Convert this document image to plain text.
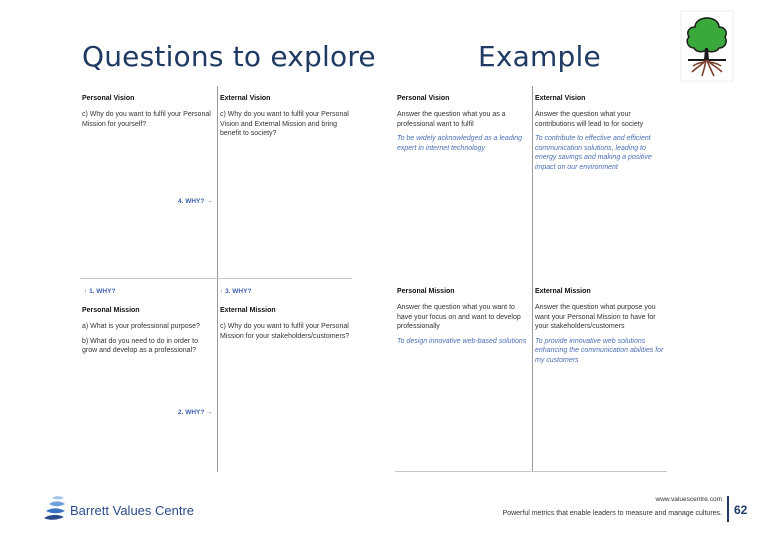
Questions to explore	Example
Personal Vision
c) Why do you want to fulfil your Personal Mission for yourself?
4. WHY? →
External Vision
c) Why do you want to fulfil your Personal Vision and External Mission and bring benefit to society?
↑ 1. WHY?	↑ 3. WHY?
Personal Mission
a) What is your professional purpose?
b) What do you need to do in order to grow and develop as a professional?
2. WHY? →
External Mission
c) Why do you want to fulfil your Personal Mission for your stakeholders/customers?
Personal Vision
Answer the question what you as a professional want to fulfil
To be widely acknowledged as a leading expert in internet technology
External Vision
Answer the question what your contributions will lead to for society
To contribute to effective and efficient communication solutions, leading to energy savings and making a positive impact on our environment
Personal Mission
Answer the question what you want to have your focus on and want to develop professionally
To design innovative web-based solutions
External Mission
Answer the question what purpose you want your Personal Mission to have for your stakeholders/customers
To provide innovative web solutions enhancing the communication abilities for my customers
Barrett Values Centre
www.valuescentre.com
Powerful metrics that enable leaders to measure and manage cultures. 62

== THE REQUEST ==
Return only the number of lines in the entries that contain the string "Personal".

== COMPLETE OUTPUT ==
8